Items listed in a dataset
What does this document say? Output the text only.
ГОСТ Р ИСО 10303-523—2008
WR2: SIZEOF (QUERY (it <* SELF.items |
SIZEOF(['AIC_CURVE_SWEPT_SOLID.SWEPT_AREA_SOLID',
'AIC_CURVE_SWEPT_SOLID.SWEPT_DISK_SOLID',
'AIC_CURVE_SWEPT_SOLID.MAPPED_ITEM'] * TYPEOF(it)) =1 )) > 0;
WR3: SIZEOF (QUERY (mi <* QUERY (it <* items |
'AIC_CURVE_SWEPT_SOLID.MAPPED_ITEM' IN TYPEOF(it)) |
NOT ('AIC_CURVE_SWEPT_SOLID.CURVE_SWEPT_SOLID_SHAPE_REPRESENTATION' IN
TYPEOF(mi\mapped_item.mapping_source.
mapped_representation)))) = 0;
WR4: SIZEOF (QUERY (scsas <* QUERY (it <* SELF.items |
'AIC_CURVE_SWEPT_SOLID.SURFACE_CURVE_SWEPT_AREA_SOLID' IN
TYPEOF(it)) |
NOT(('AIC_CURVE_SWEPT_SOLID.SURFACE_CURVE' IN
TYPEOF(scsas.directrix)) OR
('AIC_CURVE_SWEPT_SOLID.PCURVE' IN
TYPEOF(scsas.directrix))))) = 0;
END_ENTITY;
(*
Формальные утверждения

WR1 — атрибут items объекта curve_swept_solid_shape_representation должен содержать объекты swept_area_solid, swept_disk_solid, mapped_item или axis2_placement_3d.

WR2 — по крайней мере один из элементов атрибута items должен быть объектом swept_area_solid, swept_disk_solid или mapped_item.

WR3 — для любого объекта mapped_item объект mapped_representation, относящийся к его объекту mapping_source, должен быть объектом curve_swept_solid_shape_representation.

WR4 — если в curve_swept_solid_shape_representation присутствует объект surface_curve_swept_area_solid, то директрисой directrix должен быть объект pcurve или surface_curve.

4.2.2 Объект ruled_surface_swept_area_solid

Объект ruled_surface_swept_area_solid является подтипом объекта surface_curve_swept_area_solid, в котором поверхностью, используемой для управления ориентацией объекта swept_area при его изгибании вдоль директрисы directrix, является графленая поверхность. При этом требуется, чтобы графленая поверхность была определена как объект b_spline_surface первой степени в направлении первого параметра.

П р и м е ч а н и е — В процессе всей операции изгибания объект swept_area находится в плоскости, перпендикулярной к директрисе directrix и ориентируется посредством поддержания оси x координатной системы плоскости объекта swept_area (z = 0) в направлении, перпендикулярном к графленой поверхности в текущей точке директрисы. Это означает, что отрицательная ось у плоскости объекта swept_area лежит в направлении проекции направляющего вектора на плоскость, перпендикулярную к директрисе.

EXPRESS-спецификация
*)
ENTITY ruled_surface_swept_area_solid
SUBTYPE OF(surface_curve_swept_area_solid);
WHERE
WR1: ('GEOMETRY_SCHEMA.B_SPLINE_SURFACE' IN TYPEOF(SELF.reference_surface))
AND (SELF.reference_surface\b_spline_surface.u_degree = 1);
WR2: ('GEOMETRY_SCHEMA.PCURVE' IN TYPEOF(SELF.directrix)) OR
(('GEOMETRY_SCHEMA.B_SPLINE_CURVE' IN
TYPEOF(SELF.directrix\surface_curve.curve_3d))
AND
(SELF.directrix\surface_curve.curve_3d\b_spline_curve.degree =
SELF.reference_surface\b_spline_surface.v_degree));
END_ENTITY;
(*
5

# [TASK STATEMENT]
Copy every record exactly as presented.

# [RESULT OF THE EXERCISE]
What does this document say? Output the text only.
ГОСТ Р ИСО 10303-523—2008
WR2: SIZEOF (QUERY (it <* SELF.items |
SIZEOF(['AIC_CURVE_SWEPT_SOLID.SWEPT_AREA_SOLID',
'AIC_CURVE_SWEPT_SOLID.SWEPT_DISK_SOLID',
'AIC_CURVE_SWEPT_SOLID.MAPPED_ITEM'] * TYPEOF(it)) =1 )) > 0;
WR3: SIZEOF (QUERY (mi <* QUERY (it <* items |
'AIC_CURVE_SWEPT_SOLID.MAPPED_ITEM' IN TYPEOF(it)) |
NOT ('AIC_CURVE_SWEPT_SOLID.CURVE_SWEPT_SOLID_SHAPE_REPRESENTATION' IN
TYPEOF(mi\mapped_item.mapping_source.
mapped_representation)))) = 0;
WR4: SIZEOF (QUERY (scsas <* QUERY (it <* SELF.items |
'AIC_CURVE_SWEPT_SOLID.SURFACE_CURVE_SWEPT_AREA_SOLID' IN
TYPEOF(it)) |
NOT(('AIC_CURVE_SWEPT_SOLID.SURFACE_CURVE' IN
TYPEOF(scsas.directrix)) OR
('AIC_CURVE_SWEPT_SOLID.PCURVE' IN
TYPEOF(scsas.directrix))))) = 0;
END_ENTITY;
(*
Формальные утверждения

WR1 — атрибут items объекта curve_swept_solid_shape_representation должен содержать объекты swept_area_solid, swept_disk_solid, mapped_item или axis2_placement_3d.

WR2 — по крайней мере один из элементов атрибута items должен быть объектом swept_area_solid, swept_disk_solid или mapped_item.

WR3 — для любого объекта mapped_item объект mapped_representation, относящийся к его объекту mapping_source, должен быть объектом curve_swept_solid_shape_representation.

WR4 — если в curve_swept_solid_shape_representation присутствует объект surface_curve_swept_area_solid, то директрисой directrix должен быть объект pcurve или surface_curve.

4.2.2 Объект ruled_surface_swept_area_solid

Объект ruled_surface_swept_area_solid является подтипом объекта surface_curve_swept_area_solid, в котором поверхностью, используемой для управления ориентацией объекта swept_area при его изгибании вдоль директрисы directrix, является графленая поверхность. При этом требуется, чтобы графленая поверхность была определена как объект b_spline_surface первой степени в направлении первого параметра.

П р и м е ч а н и е — В процессе всей операции изгибания объект swept_area находится в плоскости, перпендикулярной к директрисе directrix и ориентируется посредством поддержания оси x координатной системы плоскости объекта swept_area (z = 0) в направлении, перпендикулярном к графленой поверхности в текущей точке директрисы. Это означает, что отрицательная ось у плоскости объекта swept_area лежит в направлении проекции направляющего вектора на плоскость, перпендикулярную к директрисе.

EXPRESS-спецификация
*)
ENTITY ruled_surface_swept_area_solid
SUBTYPE OF(surface_curve_swept_area_solid);
WHERE
WR1: ('GEOMETRY_SCHEMA.B_SPLINE_SURFACE' IN TYPEOF(SELF.reference_surface))
AND (SELF.reference_surface\b_spline_surface.u_degree = 1);
WR2: ('GEOMETRY_SCHEMA.PCURVE' IN TYPEOF(SELF.directrix)) OR
(('GEOMETRY_SCHEMA.B_SPLINE_CURVE' IN
TYPEOF(SELF.directrix\surface_curve.curve_3d))
AND
(SELF.directrix\surface_curve.curve_3d\b_spline_curve.degree =
SELF.reference_surface\b_spline_surface.v_degree));
END_ENTITY;
(*
5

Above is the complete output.